• **Stated problem**
Within the records that follow, find every line containing the string "screenshot". Copy those lines.

○ ○ ○

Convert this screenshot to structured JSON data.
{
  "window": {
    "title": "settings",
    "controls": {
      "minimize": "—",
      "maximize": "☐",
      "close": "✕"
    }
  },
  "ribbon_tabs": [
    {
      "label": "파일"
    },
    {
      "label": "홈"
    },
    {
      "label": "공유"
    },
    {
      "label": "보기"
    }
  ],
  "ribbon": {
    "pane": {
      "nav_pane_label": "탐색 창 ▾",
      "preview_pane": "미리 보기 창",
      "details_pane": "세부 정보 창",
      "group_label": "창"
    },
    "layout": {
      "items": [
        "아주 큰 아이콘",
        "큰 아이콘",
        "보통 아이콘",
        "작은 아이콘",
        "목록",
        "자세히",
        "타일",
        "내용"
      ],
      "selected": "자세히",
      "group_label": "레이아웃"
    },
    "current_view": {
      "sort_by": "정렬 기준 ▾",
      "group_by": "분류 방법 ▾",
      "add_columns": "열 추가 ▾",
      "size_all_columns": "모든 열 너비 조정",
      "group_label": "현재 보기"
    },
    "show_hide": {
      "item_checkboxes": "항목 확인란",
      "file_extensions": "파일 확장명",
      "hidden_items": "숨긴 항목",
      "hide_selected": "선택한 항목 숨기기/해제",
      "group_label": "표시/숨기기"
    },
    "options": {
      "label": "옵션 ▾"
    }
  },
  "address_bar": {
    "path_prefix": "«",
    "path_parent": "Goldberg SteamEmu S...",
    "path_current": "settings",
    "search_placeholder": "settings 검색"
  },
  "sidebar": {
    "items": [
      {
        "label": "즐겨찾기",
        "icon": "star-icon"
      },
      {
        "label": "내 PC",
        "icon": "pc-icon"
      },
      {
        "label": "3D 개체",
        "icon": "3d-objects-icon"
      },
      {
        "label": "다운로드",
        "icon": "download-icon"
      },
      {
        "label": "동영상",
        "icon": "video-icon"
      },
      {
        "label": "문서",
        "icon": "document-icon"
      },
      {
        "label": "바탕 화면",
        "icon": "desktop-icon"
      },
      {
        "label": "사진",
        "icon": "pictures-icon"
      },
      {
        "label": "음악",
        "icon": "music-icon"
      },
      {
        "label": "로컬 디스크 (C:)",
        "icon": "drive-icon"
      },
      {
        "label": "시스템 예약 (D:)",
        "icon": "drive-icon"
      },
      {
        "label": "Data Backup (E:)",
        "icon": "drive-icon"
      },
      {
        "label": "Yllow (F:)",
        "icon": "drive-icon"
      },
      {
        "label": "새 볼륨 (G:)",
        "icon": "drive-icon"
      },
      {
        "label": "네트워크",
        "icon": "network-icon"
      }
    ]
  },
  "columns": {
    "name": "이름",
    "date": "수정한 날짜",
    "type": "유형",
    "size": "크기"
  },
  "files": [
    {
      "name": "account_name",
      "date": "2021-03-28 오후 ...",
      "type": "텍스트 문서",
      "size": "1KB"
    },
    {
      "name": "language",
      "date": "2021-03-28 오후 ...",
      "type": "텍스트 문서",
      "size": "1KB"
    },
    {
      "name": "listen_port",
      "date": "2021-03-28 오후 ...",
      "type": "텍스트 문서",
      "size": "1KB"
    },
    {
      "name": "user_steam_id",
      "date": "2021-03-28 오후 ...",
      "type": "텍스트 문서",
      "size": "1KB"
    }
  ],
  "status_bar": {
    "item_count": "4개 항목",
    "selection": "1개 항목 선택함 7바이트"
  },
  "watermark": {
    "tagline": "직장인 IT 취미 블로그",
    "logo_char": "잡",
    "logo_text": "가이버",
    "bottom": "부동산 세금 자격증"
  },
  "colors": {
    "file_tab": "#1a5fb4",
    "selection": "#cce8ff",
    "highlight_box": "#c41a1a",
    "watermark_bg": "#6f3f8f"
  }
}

○ ○ ○

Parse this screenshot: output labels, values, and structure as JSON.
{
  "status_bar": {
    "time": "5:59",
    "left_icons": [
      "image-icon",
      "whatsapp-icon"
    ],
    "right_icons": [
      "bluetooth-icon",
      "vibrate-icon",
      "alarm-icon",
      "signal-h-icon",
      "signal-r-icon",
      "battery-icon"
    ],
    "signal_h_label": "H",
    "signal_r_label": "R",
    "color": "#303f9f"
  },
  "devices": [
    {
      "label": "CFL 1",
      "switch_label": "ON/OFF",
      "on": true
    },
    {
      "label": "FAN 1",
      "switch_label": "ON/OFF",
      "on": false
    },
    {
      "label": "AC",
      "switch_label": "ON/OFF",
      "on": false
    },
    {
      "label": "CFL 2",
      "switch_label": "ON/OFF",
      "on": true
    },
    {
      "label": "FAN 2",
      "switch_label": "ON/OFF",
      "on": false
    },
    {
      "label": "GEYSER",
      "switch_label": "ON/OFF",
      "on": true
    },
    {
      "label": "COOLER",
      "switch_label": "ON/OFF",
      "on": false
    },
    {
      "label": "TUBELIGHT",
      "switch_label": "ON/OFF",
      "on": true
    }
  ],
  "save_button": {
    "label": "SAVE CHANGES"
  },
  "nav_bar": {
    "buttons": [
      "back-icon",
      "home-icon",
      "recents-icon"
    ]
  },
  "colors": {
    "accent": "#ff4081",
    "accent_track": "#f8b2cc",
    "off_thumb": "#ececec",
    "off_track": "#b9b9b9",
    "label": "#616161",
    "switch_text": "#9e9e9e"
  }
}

○ ○ ○

• **Solved exercise**
Convert this screenshot to structured JSON data.
Parse this screenshot: output labels, values, and structure as JSON.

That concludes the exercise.